Directions for this task:
Count every line in the data below where "name" occurs, then state that number and nothing more.

Record set:

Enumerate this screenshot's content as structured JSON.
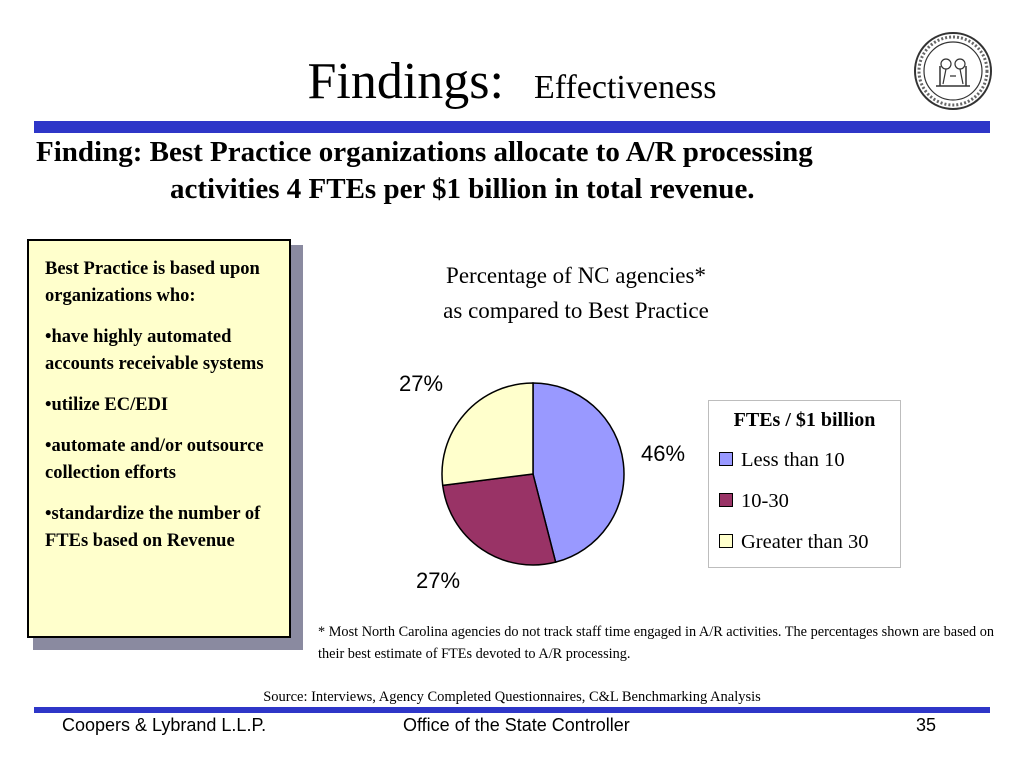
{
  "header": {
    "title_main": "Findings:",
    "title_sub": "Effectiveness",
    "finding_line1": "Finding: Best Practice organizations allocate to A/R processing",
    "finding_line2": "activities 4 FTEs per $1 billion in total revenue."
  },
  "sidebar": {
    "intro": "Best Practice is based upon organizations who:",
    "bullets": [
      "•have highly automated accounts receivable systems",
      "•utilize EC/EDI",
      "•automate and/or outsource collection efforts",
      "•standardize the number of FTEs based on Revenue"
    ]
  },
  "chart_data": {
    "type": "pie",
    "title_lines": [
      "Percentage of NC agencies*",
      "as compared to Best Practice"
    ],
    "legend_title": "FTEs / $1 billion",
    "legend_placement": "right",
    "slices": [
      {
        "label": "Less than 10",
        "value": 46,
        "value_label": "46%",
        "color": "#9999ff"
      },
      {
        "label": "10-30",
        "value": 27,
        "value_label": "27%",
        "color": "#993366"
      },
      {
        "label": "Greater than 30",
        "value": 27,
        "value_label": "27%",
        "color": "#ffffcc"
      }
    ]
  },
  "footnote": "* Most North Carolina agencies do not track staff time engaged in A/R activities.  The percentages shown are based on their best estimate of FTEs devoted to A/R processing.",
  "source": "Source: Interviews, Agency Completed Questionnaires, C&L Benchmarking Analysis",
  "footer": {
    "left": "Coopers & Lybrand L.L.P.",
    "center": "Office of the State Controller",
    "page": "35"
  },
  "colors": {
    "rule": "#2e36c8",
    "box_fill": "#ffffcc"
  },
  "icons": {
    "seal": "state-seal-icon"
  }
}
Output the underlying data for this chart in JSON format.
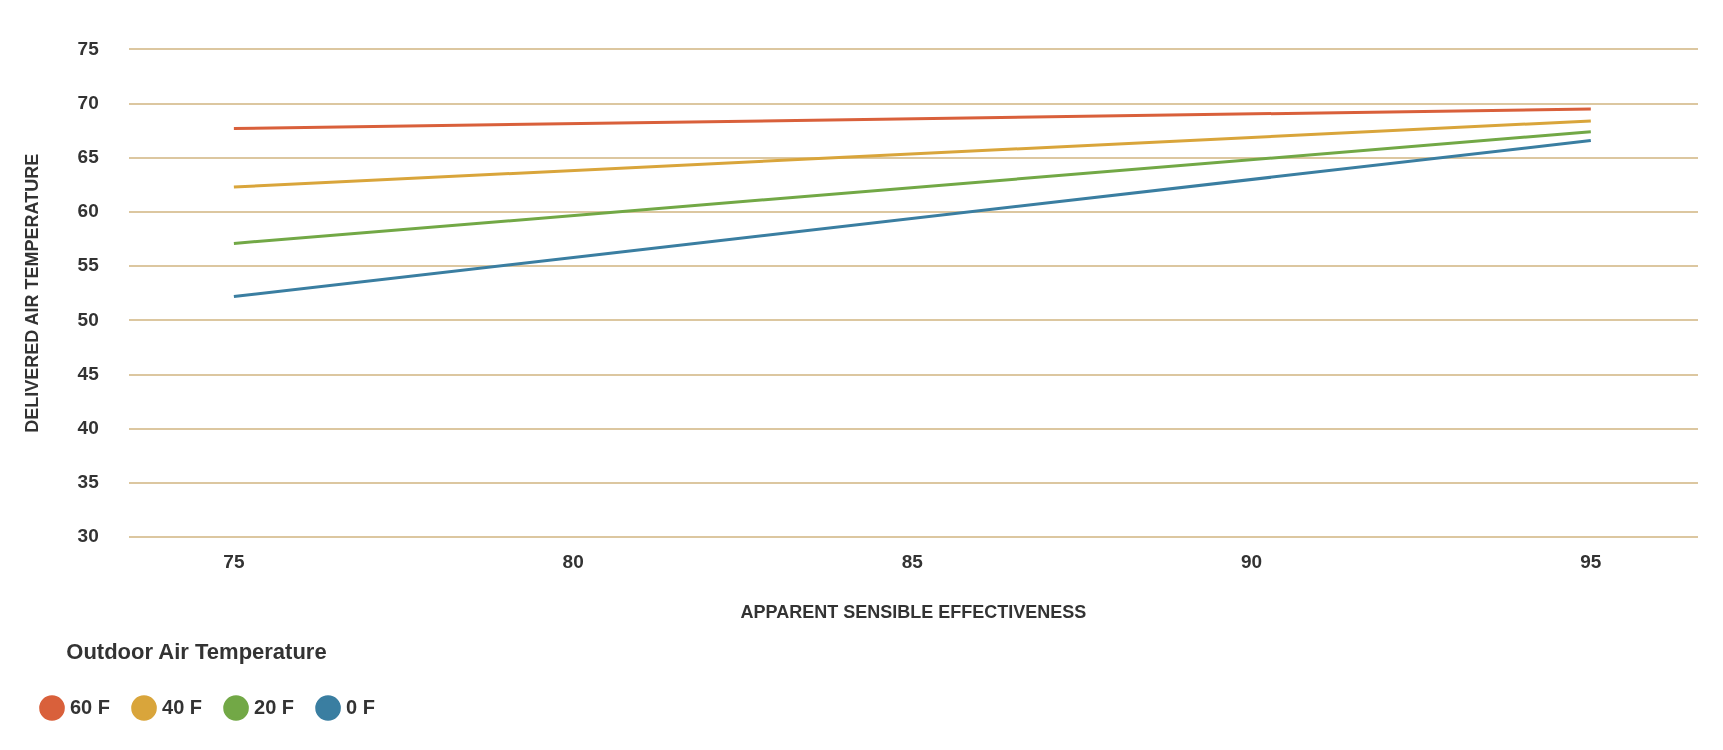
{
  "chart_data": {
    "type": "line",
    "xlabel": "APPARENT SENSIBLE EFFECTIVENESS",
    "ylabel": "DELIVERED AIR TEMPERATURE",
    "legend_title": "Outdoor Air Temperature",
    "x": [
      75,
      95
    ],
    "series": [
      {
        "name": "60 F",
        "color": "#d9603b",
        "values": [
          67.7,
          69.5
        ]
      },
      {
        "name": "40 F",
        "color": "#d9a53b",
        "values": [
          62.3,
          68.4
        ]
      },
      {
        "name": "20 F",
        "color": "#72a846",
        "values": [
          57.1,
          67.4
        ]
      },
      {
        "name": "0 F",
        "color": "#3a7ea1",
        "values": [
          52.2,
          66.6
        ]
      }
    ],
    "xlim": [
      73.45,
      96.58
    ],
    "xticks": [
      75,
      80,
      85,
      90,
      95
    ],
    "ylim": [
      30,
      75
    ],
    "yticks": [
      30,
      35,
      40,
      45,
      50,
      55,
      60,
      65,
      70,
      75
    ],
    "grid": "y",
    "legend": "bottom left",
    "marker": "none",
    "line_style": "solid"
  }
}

==

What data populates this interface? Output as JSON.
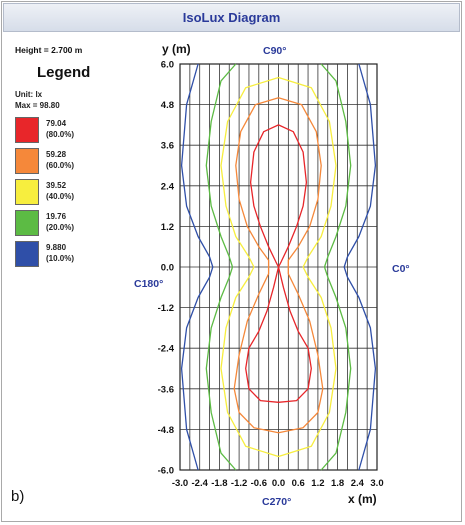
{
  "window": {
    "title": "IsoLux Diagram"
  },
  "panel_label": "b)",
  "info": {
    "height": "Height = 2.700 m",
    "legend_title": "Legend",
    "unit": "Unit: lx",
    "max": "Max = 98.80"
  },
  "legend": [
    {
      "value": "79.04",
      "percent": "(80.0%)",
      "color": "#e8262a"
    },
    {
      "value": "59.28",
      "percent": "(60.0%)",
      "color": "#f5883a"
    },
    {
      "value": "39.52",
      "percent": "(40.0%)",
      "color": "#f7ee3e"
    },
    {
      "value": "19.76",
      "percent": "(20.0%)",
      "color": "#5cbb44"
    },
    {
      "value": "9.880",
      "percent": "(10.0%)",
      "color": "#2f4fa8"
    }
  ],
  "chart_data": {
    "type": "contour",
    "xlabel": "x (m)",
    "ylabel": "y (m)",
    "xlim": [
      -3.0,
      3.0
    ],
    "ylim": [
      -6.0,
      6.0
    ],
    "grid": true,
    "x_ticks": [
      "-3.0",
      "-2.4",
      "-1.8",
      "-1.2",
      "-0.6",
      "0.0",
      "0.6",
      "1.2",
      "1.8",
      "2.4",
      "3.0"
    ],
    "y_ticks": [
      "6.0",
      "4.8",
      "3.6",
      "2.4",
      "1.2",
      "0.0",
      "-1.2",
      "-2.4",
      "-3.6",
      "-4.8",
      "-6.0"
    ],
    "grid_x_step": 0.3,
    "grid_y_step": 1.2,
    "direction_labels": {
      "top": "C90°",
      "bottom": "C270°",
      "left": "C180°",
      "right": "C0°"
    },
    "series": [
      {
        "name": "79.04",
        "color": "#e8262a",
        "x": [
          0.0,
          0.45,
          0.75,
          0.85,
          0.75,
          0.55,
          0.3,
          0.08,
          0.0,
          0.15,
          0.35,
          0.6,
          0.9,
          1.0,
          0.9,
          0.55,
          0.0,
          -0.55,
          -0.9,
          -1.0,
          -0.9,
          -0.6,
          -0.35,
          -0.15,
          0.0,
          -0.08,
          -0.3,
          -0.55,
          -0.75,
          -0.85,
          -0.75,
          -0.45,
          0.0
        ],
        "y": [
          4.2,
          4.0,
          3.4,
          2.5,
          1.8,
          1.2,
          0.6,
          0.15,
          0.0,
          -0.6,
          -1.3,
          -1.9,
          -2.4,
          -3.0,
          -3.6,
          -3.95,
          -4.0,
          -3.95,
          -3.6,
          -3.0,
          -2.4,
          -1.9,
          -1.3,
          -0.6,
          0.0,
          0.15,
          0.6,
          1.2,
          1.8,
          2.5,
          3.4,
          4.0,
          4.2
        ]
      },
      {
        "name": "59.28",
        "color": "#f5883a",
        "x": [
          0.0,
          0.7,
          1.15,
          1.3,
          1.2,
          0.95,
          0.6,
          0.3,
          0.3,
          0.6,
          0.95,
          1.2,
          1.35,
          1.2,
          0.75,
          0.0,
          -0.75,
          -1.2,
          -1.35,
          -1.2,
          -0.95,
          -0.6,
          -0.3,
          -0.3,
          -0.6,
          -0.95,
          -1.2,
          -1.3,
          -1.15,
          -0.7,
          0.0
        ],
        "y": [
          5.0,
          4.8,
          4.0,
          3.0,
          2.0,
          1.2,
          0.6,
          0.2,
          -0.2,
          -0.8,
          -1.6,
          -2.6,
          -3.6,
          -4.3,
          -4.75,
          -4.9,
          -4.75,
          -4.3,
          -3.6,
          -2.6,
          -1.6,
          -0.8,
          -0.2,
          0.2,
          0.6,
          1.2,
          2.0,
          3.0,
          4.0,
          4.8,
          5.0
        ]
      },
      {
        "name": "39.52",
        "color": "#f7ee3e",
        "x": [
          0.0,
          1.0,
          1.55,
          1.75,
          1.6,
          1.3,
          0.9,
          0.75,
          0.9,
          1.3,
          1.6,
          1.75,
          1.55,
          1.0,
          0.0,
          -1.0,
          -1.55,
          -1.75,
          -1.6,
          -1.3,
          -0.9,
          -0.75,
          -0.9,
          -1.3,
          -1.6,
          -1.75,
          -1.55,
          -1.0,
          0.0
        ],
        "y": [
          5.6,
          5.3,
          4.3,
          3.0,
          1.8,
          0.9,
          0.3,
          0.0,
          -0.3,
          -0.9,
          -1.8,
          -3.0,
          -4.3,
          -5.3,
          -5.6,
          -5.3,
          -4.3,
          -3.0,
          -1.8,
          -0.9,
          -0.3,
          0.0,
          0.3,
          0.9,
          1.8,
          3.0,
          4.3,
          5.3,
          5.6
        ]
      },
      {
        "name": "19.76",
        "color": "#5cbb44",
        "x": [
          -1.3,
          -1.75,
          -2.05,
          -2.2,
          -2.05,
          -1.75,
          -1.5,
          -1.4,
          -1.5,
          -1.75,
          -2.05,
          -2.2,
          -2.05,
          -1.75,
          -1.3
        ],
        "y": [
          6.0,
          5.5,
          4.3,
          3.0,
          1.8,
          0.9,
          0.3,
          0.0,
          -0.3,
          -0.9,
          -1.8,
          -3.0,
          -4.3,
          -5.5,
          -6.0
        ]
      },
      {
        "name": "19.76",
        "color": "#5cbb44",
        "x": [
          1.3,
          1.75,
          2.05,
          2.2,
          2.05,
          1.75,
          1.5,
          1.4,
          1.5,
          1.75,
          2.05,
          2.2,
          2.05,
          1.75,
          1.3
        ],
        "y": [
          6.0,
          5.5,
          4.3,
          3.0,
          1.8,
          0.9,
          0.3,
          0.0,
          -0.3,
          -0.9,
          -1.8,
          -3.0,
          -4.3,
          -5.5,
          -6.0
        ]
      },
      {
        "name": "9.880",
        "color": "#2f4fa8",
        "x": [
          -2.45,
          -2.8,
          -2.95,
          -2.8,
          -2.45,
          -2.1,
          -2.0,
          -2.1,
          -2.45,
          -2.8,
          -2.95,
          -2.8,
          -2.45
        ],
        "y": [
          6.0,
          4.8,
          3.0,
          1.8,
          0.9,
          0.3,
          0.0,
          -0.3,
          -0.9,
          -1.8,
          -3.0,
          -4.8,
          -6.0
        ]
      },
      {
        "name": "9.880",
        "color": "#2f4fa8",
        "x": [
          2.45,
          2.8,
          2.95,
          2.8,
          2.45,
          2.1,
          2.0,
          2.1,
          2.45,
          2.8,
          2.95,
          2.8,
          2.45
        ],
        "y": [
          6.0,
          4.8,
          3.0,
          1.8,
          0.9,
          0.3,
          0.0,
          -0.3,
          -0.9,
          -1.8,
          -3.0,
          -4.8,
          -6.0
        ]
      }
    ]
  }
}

Exercise answer:
11